(To do) Pull out every line with the word "need".

^^^^^^^^

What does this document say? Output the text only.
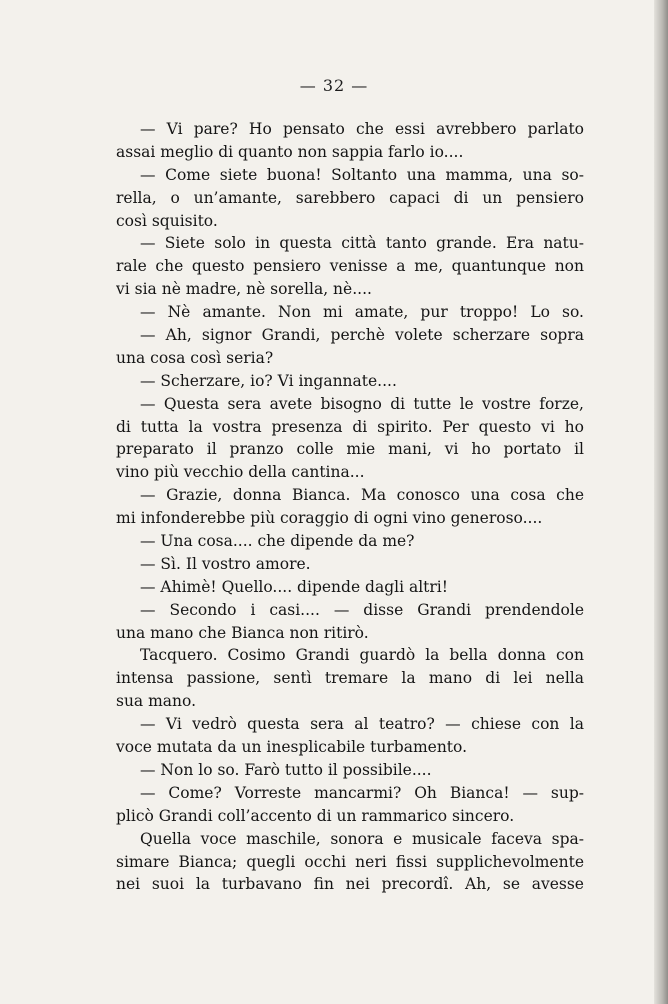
— 32 —
— Vi pare? Ho pensato che essi avrebbero parlato
assai meglio di quanto non sappia farlo io....
— Come siete buona! Soltanto una mamma, una so-
rella, o un’amante, sarebbero capaci di un pensiero
così squisito.
— Siete solo in questa città tanto grande. Era natu-
rale che questo pensiero venisse a me, quantunque non
vi sia nè madre, nè sorella, nè....
— Nè amante. Non mi amate, pur troppo! Lo so.
— Ah, signor Grandi, perchè volete scherzare sopra
una cosa così seria?
— Scherzare, io? Vi ingannate....
— Questa sera avete bisogno di tutte le vostre forze,
di tutta la vostra presenza di spirito. Per questo vi ho
preparato il pranzo colle mie mani, vi ho portato il
vino più vecchio della cantina...
— Grazie, donna Bianca. Ma conosco una cosa che
mi infonderebbe più coraggio di ogni vino generoso....
— Una cosa.... che dipende da me?
— Sì. Il vostro amore.
— Ahimè! Quello.... dipende dagli altri!
— Secondo i casi.... — disse Grandi prendendole
una mano che Bianca non ritirò.
Tacquero. Cosimo Grandi guardò la bella donna con
intensa passione, sentì tremare la mano di lei nella
sua mano.
— Vi vedrò questa sera al teatro? — chiese con la
voce mutata da un inesplicabile turbamento.
— Non lo so. Farò tutto il possibile....
— Come? Vorreste mancarmi? Oh Bianca! — sup-
plicò Grandi coll’accento di un rammarico sincero.
Quella voce maschile, sonora e musicale faceva spa-
simare Bianca; quegli occhi neri fissi supplichevolmente
nei suoi la turbavano fin nei precordî. Ah, se avesse
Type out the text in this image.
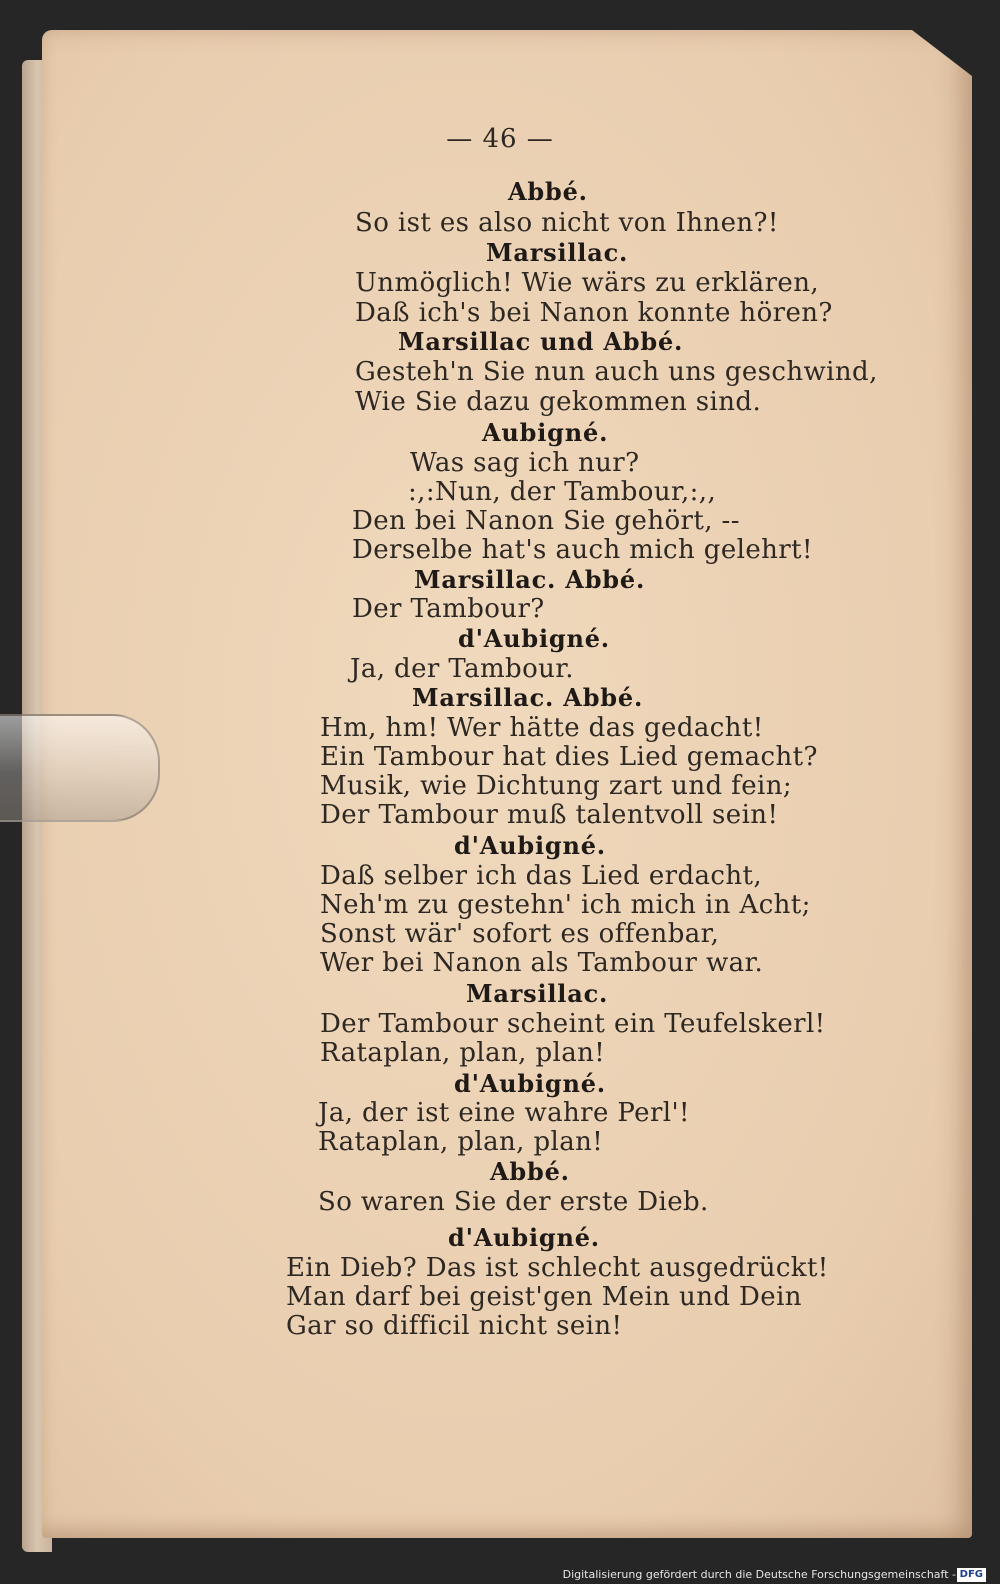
— 46 —
Abbé.
So ist es also nicht von Ihnen?!
Marsillac.
Unmöglich! Wie wärs zu erklären,
Daß ich's bei Nanon konnte hören?
Marsillac und Abbé.
Gesteh'n Sie nun auch uns geschwind,
Wie Sie dazu gekommen sind.
Aubigné.
Was sag ich nur?
:,:Nun, der Tambour,:,,
Den bei Nanon Sie gehört, --
Derselbe hat's auch mich gelehrt!
Marsillac. Abbé.
Der Tambour?
d'Aubigné.
Ja, der Tambour.
Marsillac. Abbé.
Hm, hm! Wer hätte das gedacht!
Ein Tambour hat dies Lied gemacht?
Musik, wie Dichtung zart und fein;
Der Tambour muß talentvoll sein!
d'Aubigné.
Daß selber ich das Lied erdacht,
Neh'm zu gestehn' ich mich in Acht;
Sonst wär' sofort es offenbar,
Wer bei Nanon als Tambour war.
Marsillac.
Der Tambour scheint ein Teufelskerl!
Rataplan, plan, plan!
d'Aubigné.
Ja, der ist eine wahre Perl'!
Rataplan, plan, plan!
Abbé.
So waren Sie der erste Dieb.
d'Aubigné.
Ein Dieb? Das ist schlecht ausgedrückt!
Man darf bei geist'gen Mein und Dein
Gar so difficil nicht sein!
Digitalisierung gefördert durch die Deutsche Forschungsgemeinschaft - DFG
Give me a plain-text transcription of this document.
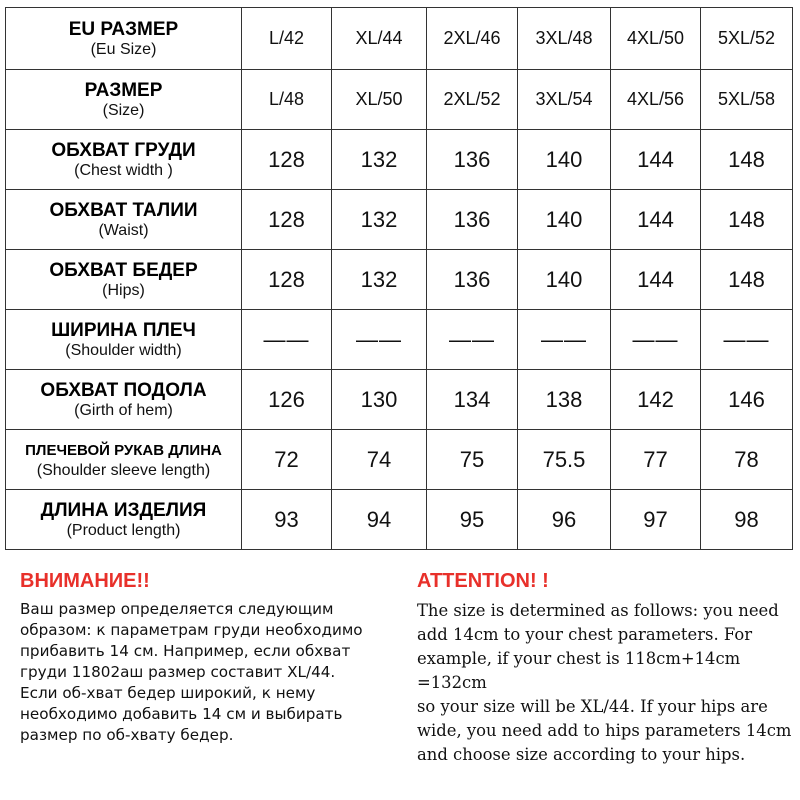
EU РАЗМЕР
(Eu Size)	L/42	XL/44	2XL/46	3XL/48	4XL/50	5XL/52

РАЗМЕР
(Size)	L/48	XL/50	2XL/52	3XL/54	4XL/56	5XL/58

ОБХВАТ ГРУДИ
(Chest width )	128	132	136	140	144	148

ОБХВАТ ТАЛИИ
(Waist)	128	132	136	140	144	148

ОБХВАТ БЕДЕР
(Hips)	128	132	136	140	144	148

ШИРИНА ПЛЕЧ
(Shoulder width)	——	——	——	——	——	——

ОБХВАТ ПОДОЛА
(Girth of hem)	126	130	134	138	142	146

ПЛЕЧЕВОЙ РУКАВ ДЛИНА
(Shoulder sleeve length)	72	74	75	75.5	77	78

ДЛИНА ИЗДЕЛИЯ
(Product length)	93	94	95	96	97	98
ВНИМАНИЕ!!
Ваш размер определяется следующим
образом: к параметрам груди необходимо
прибавить 14 см. Например, если обхват
груди 11802аш размер составит XL/44.
Если об-хват бедер широкий, к нему
необходимо добавить 14 см и выбирать
размер по об-хвату бедер.
ATTENTION! !
The size is determined as follows: you need
add 14cm to your chest parameters. For
example, if your chest is 118cm+14cm =132cm
so your size will be XL/44. If your hips are
wide, you need add to hips parameters 14cm
and choose size according to your hips.
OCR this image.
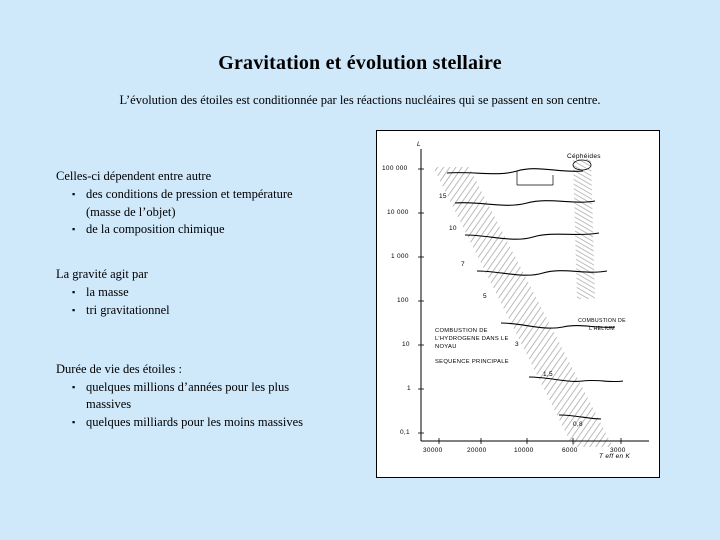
Gravitation et évolution stellaire
L’évolution des étoiles est conditionnée par les réactions nucléaires qui se passent en son centre.

Celles-ci dépendent entre autre

▪ des conditions de pression et température
(masse de l’objet)
▪ de la composition chimique

La gravité agit par

▪ la masse
▪ tri gravitationnel

Durée de vie des étoiles :

▪ quelques millions d’années pour les plus
massives
▪ quelques milliards pour les moins massives
L
T eff en K
100 000
10 000
1 000
100
10
1
0,1
30000	20000	10000	6000	3000
15
10
7
5
3
1,5
0,8
Céphéides
COMBUSTION DE L’HYDROGENE DANS LE NOYAU
SEQUENCE PRINCIPALE
COMBUSTION DE L’HELIUM
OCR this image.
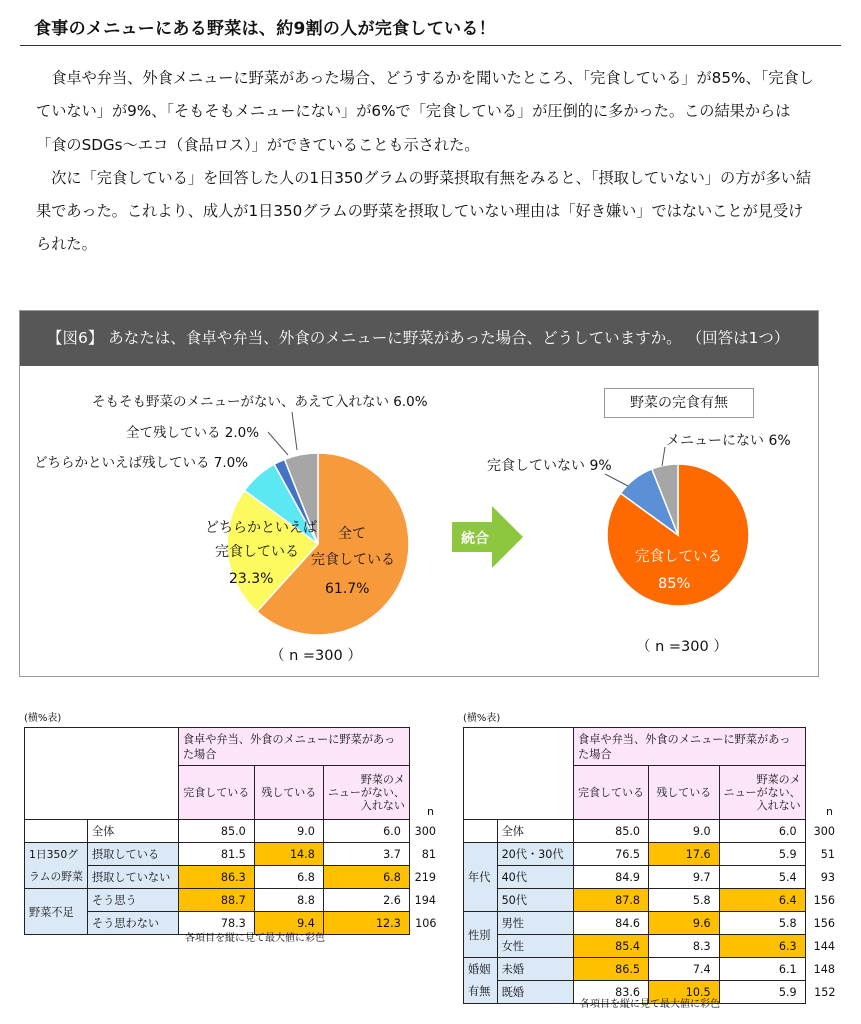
食事のメニューにある野菜は、約9割の人が完食している！

食卓や弁当、外食メニューに野菜があった場合、どうするかを聞いたところ、「完食している」が85%、「完食していない」が9%、「そもそもメニューにない」が6%で「完食している」が圧倒的に多かった。この結果からは「食のSDGs～エコ（食品ロス）」ができていることも示された。

次に「完食している」を回答した人の1日350グラムの野菜摂取有無をみると、「摂取していない」の方が多い結果であった。これより、成人が1日350グラムの野菜を摂取していない理由は「好き嫌い」ではないことが見受けられた。

【図6】 あなたは、食卓や弁当、外食のメニューに野菜があった場合、どうしていますか。 （回答は1つ）
そもそも野菜のメニューがない、あえて入れない 6.0%
全て残している 2.0%
どちらかといえば残している 7.0%
どちらかといえば
完食している
23.3%
全て
完食している
61.7%
（ n =300 ）
統合
完食していない 9%
メニューにない 6%
完食している
85%
（ n =300 ）
野菜の完食有無
(横%表)
		食卓や弁当、外食のメニューに野菜があっ
た場合			
		完食している	残している	野菜のメ
ニューがない、
入れない	n
	全体	85.0	9.0	6.0	300
1日350グ
ラムの野菜	摂取している	81.5	14.8	3.7	81
	摂取していない	86.3	6.8	6.8	219
野菜不足	そう思う	88.7	8.8	2.6	194
	そう思わない	78.3	9.4	12.3	106
各項目を縦に見て最大値に彩色
(横%表)
		食卓や弁当、外食のメニューに野菜があっ
た場合			
		完食している	残している	野菜のメ
ニューがない、
入れない	n
	全体	85.0	9.0	6.0	300
年代	20代・30代	76.5	17.6	5.9	51
	40代	84.9	9.7	5.4	93
	50代	87.8	5.8	6.4	156
性別	男性	84.6	9.6	5.8	156
	女性	85.4	8.3	6.3	144
婚姻
有無	未婚	86.5	7.4	6.1	148
	既婚	83.6	10.5	5.9	152
各項目を縦に見て最大値に彩色
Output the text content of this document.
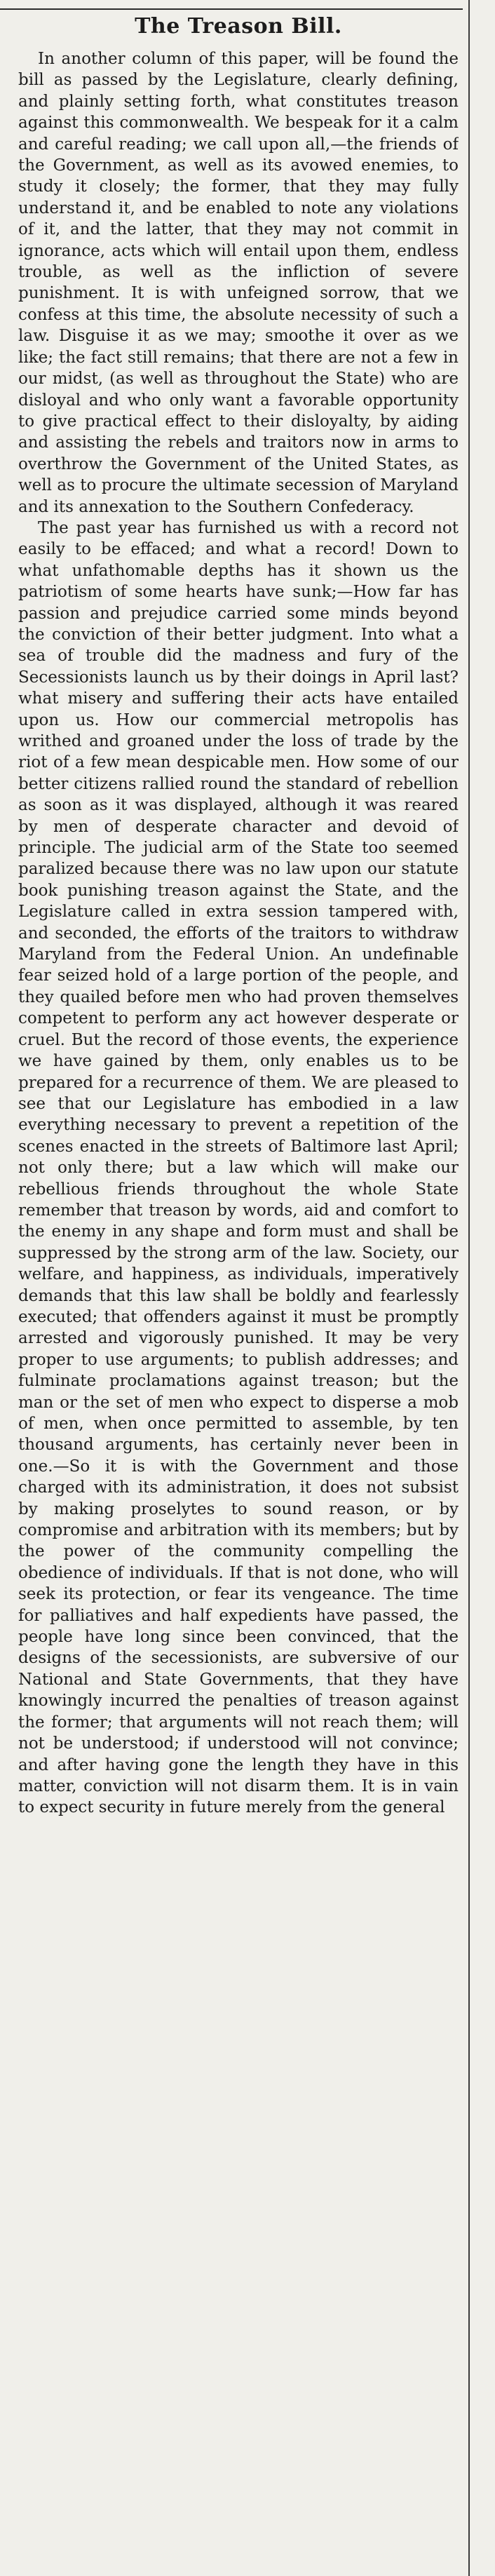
The Treason Bill.

In another column of this paper, will be found the bill as passed by the Legislature, clearly defining, and plainly setting forth, what constitutes treason against this commonwealth. We bespeak for it a calm and careful reading; we call upon all,—the friends of the Government, as well as its avowed enemies, to study it closely; the former, that they may fully understand it, and be enabled to note any violations of it, and the latter, that they may not commit in ignorance, acts which will entail upon them, endless trouble, as well as the infliction of severe punishment. It is with unfeigned sorrow, that we confess at this time, the absolute necessity of such a law. Disguise it as we may; smoothe it over as we like; the fact still remains; that there are not a few in our midst, (as well as throughout the State) who are disloyal and who only want a favorable opportunity to give practical effect to their disloyalty, by aiding and assisting the rebels and traitors now in arms to overthrow the Government of the United States, as well as to procure the ultimate secession of Maryland and its annexation to the Southern Confederacy.

The past year has furnished us with a record not easily to be effaced; and what a record! Down to what unfathomable depths has it shown us the patriotism of some hearts have sunk;—How far has passion and prejudice carried some minds beyond the conviction of their better judgment. Into what a sea of trouble did the madness and fury of the Secessionists launch us by their doings in April last? what misery and suffering their acts have entailed upon us. How our commercial metropolis has writhed and groaned under the loss of trade by the riot of a few mean despicable men. How some of our better citizens rallied round the standard of rebellion as soon as it was displayed, although it was reared by men of desperate character and devoid of principle. The judicial arm of the State too seemed paralized because there was no law upon our statute book punishing treason against the State, and the Legislature called in extra session tampered with, and seconded, the efforts of the traitors to withdraw Maryland from the Federal Union. An undefinable fear seized hold of a large portion of the people, and they quailed before men who had proven themselves competent to perform any act however desperate or cruel. But the record of those events, the experience we have gained by them, only enables us to be prepared for a recurrence of them. We are pleased to see that our Legislature has embodied in a law everything necessary to prevent a repetition of the scenes enacted in the streets of Baltimore last April; not only there; but a law which will make our rebellious friends throughout the whole State remember that treason by words, aid and comfort to the enemy in any shape and form must and shall be suppressed by the strong arm of the law. Society, our welfare, and happiness, as individuals, imperatively demands that this law shall be boldly and fearlessly executed; that offenders against it must be promptly arrested and vigorously punished. It may be very proper to use arguments; to publish addresses; and fulminate proclamations against treason; but the man or the set of men who expect to disperse a mob of men, when once permitted to assemble, by ten thousand arguments, has certainly never been in one.—So it is with the Government and those charged with its administration, it does not subsist by making proselytes to sound reason, or by compromise and arbitration with its members; but by the power of the community compelling the obedience of individuals. If that is not done, who will seek its protection, or fear its vengeance. The time for palliatives and half expedients have passed, the people have long since been convinced, that the designs of the secessionists, are subversive of our National and State Governments, that they have knowingly incurred the penalties of treason against the former; that arguments will not reach them; will not be understood; if understood will not convince; and after having gone the length they have in this matter, conviction will not disarm them. It is in vain to expect security in future merely from the general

^^^^^^^^

(Output of the exercise)
The size is determined as follows: you need
wide, you need add to hips parameters 14cm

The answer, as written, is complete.